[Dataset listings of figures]
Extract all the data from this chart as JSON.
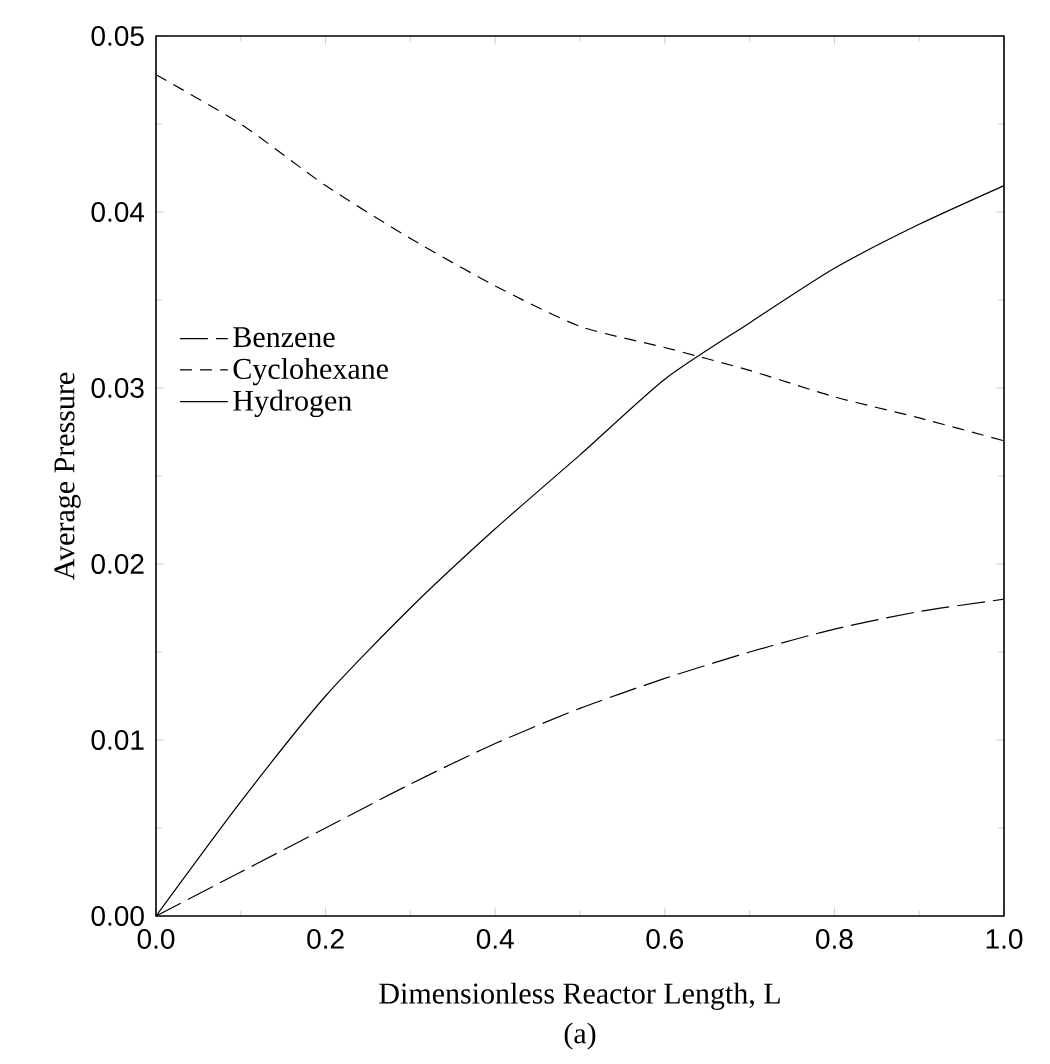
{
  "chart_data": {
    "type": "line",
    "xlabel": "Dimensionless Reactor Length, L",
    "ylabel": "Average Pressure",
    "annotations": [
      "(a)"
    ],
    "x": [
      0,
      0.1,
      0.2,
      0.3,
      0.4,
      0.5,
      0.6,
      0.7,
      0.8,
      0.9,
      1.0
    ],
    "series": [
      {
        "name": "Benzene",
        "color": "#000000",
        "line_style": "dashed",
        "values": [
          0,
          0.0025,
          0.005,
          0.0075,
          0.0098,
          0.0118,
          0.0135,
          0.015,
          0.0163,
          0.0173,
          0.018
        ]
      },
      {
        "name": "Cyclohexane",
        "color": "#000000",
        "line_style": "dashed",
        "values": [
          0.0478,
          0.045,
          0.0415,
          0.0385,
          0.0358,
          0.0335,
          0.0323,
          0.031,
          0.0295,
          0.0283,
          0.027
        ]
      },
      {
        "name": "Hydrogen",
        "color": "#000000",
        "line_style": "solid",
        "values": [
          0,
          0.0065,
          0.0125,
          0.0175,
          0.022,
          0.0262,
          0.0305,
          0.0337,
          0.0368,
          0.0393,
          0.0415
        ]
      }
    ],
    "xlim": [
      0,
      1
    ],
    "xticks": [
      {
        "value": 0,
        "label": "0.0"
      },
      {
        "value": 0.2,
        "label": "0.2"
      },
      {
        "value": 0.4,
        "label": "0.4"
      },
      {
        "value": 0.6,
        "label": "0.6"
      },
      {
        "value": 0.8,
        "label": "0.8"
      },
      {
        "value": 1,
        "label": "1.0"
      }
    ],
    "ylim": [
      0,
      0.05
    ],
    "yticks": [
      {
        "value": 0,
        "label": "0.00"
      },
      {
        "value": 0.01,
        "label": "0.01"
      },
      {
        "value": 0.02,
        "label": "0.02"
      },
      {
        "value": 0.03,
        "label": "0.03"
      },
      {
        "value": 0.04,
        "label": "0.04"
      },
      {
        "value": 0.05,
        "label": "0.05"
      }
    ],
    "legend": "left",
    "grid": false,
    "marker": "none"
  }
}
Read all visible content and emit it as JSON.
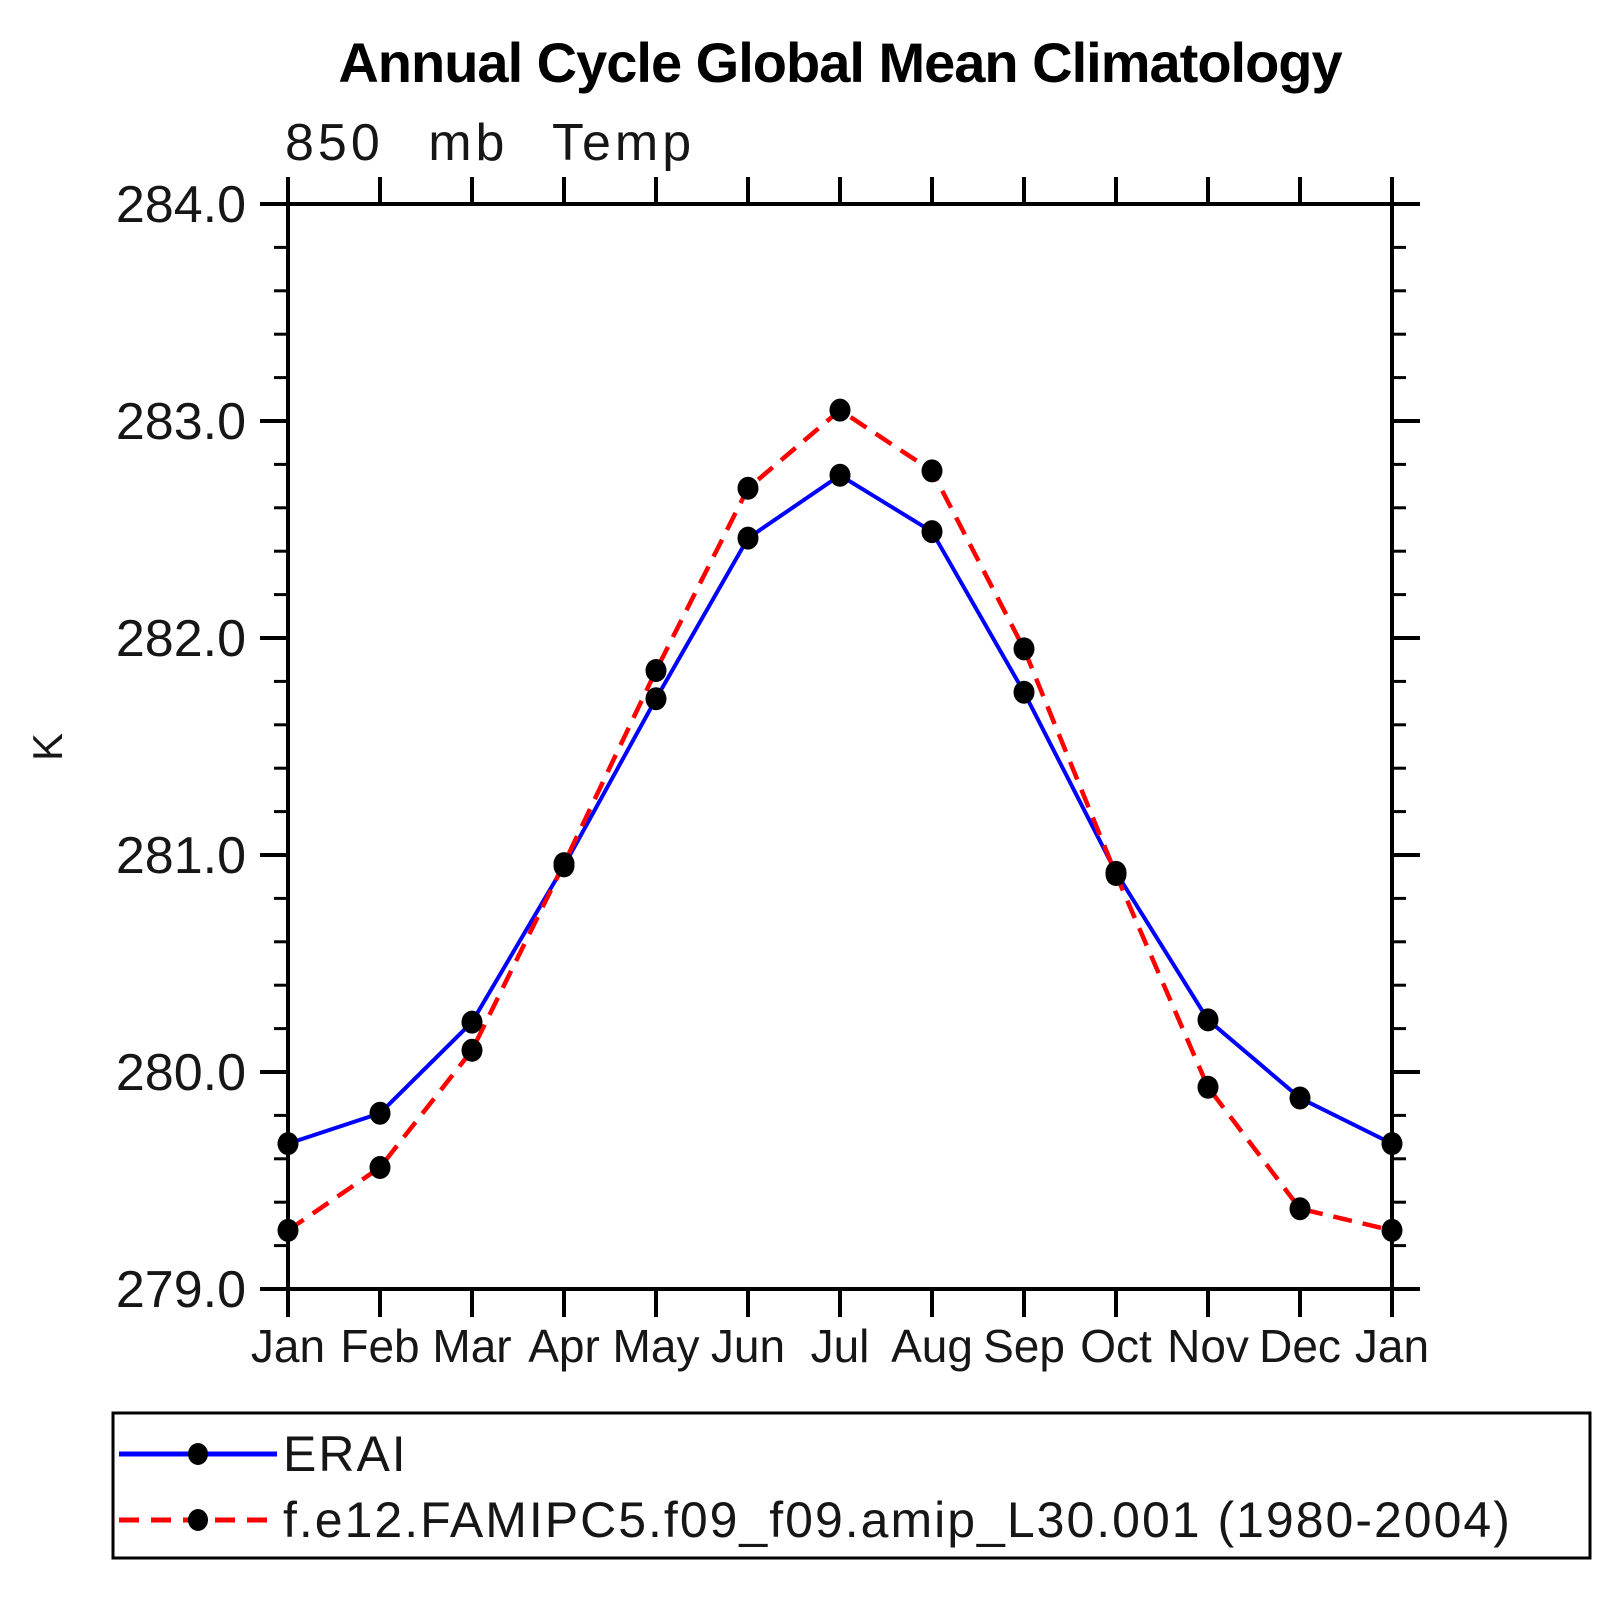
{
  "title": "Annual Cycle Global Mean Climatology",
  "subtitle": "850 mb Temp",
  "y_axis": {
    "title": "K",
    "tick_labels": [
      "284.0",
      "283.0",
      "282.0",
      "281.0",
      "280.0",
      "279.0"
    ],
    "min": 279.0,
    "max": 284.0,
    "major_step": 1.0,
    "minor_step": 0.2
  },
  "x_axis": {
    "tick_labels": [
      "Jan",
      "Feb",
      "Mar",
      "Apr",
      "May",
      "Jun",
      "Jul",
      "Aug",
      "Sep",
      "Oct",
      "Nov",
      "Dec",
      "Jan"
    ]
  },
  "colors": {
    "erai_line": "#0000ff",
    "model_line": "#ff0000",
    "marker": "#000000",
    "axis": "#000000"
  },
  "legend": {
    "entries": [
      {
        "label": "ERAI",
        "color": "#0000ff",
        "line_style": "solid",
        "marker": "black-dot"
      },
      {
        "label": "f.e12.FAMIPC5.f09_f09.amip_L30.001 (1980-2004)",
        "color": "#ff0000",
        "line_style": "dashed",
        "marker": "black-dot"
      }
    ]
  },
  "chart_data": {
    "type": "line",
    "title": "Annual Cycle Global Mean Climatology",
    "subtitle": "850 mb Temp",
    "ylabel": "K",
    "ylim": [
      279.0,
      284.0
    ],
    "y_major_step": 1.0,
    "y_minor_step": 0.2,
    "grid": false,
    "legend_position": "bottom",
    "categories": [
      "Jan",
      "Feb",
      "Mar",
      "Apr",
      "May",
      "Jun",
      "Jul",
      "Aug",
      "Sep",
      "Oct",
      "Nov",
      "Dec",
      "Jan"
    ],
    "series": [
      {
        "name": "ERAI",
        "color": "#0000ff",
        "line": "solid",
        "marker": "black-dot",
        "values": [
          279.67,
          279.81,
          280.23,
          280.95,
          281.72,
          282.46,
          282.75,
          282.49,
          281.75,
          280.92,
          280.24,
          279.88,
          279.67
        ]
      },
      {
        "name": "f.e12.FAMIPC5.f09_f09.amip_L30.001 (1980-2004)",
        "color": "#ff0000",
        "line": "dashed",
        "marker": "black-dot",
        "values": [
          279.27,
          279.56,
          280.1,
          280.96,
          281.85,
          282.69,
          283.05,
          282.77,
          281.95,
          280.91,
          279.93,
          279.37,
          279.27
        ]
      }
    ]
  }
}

## STATED TASK
Check each line of the entries for the string "Climatology". Copy the lines that have it.

## RESPONSE FOR THIS EXERCISE
  "title": "Annual Cycle Global Mean Climatology",
    "title": "Annual Cycle Global Mean Climatology",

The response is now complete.